╔══

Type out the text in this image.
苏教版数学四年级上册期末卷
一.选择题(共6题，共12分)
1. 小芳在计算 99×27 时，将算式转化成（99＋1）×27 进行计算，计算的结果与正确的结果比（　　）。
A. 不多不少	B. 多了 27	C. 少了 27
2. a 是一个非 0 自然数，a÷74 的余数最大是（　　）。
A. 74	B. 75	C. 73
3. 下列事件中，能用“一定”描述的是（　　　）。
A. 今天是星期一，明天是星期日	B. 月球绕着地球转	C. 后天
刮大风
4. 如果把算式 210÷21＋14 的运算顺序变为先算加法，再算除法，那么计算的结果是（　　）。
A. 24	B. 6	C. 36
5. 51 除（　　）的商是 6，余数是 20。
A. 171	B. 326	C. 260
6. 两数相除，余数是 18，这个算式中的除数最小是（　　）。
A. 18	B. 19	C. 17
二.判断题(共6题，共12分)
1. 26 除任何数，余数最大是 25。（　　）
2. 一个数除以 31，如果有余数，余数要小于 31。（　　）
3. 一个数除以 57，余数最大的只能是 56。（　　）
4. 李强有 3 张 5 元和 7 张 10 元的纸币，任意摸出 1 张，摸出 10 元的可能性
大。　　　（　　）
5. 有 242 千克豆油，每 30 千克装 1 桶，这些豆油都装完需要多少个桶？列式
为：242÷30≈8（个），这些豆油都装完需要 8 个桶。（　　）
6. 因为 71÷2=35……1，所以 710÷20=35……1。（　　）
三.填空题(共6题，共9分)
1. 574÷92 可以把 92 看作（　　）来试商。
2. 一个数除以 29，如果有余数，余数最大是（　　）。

╚══

Each line with the string "一个数除以" in it needs to be found and copied.

2. 一个数除以 31，如果有余数，余数要小于 31。（　　）
3. 一个数除以 57，余数最大的只能是 56。（　　）
2. 一个数除以 29，如果有余数，余数最大是（　　）。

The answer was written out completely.